[Data items]
↓
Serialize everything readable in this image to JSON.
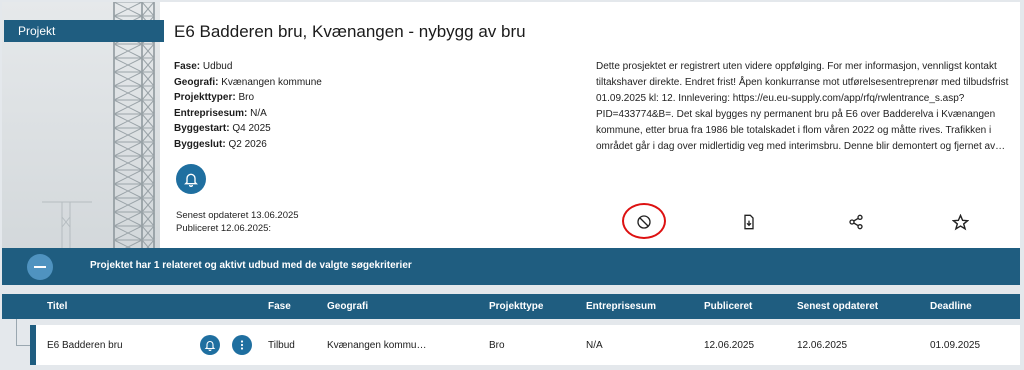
{
  "project_tag": "Projekt",
  "title": "E6 Badderen bru, Kvænangen - nybygg av bru",
  "meta": [
    {
      "label": "Fase:",
      "value": "Udbud"
    },
    {
      "label": "Geografi:",
      "value": "Kvænangen kommune"
    },
    {
      "label": "Projekttyper:",
      "value": "Bro"
    },
    {
      "label": "Entreprisesum:",
      "value": "N/A"
    },
    {
      "label": "Byggestart:",
      "value": "Q4 2025"
    },
    {
      "label": "Byggeslut:",
      "value": "Q2 2026"
    }
  ],
  "description": "Dette prosjektet er registrert uten videre oppfølging. For mer informasjon, vennligst kontakt tiltakshaver direkte. Endret frist! Åpen konkurranse mot utførelsesentreprenør med tilbuds­frist 01.09.2025 kl: 12. Innlevering: https://eu.eu-supply.com/app/rfq/rwlentrance_s.asp?PID=433774&B=.   Det skal bygges ny permanent bru på E6 over Badderelva i Kvænangen kommune, etter brua fra 1986 ble totalskadet i flom våren 2022 og måtte rives. Trafikken i området går i dag over midlertidig veg med interimsbru. Denne blir demontert og fjernet av…",
  "updated": "Senest opdateret 13.06.2025",
  "published": "Publiceret 12.06.2025:",
  "icons": {
    "bell": "bell-icon",
    "hide": "block-icon",
    "export": "file-download-icon",
    "share": "share-icon",
    "favorite": "star-icon"
  },
  "banner_text": "Projektet har 1 relateret og aktivt udbud med de valgte søgekriterier",
  "table": {
    "headers": [
      "Titel",
      "Fase",
      "Geografi",
      "Projekttype",
      "Entreprisesum",
      "Publiceret",
      "Senest opdateret",
      "Deadline"
    ],
    "rows": [
      {
        "titel": "E6 Badderen bru",
        "fase": "Tilbud",
        "geografi": "Kvænangen kommu…",
        "projekttype": "Bro",
        "entreprisesum": "N/A",
        "publiceret": "12.06.2025",
        "senest": "12.06.2025",
        "deadline": "01.09.2025"
      }
    ]
  },
  "colors": {
    "primary": "#1f5d80",
    "accent": "#1f6fa0",
    "highlight": "#dd1111"
  }
}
↑
Copy the records above exactly, leaving out every picture.

ANSWER FOR THIS EXERCISE:
Serialize everything readable in this image to JSON.
{
  "project_tag": "Projekt",
  "title": "E6 Badderen bru, Kvænangen - nybygg av bru",
  "meta": [
    {
      "label": "Fase:",
      "value": "Udbud"
    },
    {
      "label": "Geografi:",
      "value": "Kvænangen kommune"
    },
    {
      "label": "Projekttyper:",
      "value": "Bro"
    },
    {
      "label": "Entreprisesum:",
      "value": "N/A"
    },
    {
      "label": "Byggestart:",
      "value": "Q4 2025"
    },
    {
      "label": "Byggeslut:",
      "value": "Q2 2026"
    }
  ],
  "description": "Dette prosjektet er registrert uten videre oppfølging. For mer informasjon, vennligst kontakt tiltakshaver direkte. Endret frist! Åpen konkurranse mot utførelsesentreprenør med tilbuds­frist 01.09.2025 kl: 12. Innlevering: https://eu.eu-supply.com/app/rfq/rwlentrance_s.asp?PID=433774&B=.   Det skal bygges ny permanent bru på E6 over Badderelva i Kvænangen kommune, etter brua fra 1986 ble totalskadet i flom våren 2022 og måtte rives. Trafikken i området går i dag over midlertidig veg med interimsbru. Denne blir demontert og fjernet av…",
  "updated": "Senest opdateret 13.06.2025",
  "published": "Publiceret 12.06.2025:",
  "icons": {
    "bell": "bell-icon",
    "hide": "block-icon",
    "export": "file-download-icon",
    "share": "share-icon",
    "favorite": "star-icon"
  },
  "banner_text": "Projektet har 1 relateret og aktivt udbud med de valgte søgekriterier",
  "table": {
    "headers": [
      "Titel",
      "Fase",
      "Geografi",
      "Projekttype",
      "Entreprisesum",
      "Publiceret",
      "Senest opdateret",
      "Deadline"
    ],
    "rows": [
      {
        "titel": "E6 Badderen bru",
        "fase": "Tilbud",
        "geografi": "Kvænangen kommu…",
        "projekttype": "Bro",
        "entreprisesum": "N/A",
        "publiceret": "12.06.2025",
        "senest": "12.06.2025",
        "deadline": "01.09.2025"
      }
    ]
  },
  "colors": {
    "primary": "#1f5d80",
    "accent": "#1f6fa0",
    "highlight": "#dd1111"
  }
}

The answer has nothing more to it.